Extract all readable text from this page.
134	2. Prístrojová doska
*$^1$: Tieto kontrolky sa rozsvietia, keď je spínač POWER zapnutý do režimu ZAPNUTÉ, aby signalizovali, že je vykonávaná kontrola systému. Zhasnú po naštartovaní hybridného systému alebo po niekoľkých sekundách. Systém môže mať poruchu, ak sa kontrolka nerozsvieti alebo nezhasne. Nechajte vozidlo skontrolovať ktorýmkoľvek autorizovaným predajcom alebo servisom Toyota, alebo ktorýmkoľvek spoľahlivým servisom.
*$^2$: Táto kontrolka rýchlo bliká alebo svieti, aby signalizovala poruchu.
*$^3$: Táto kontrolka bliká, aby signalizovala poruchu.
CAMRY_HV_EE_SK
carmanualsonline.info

**What is expected**
Select every line in the records above that contains the word "signalizovala".

**Reply**
*$^2$: Táto kontrolka rýchlo bliká alebo svieti, aby signalizovala poruchu.
*$^3$: Táto kontrolka bliká, aby signalizovala poruchu.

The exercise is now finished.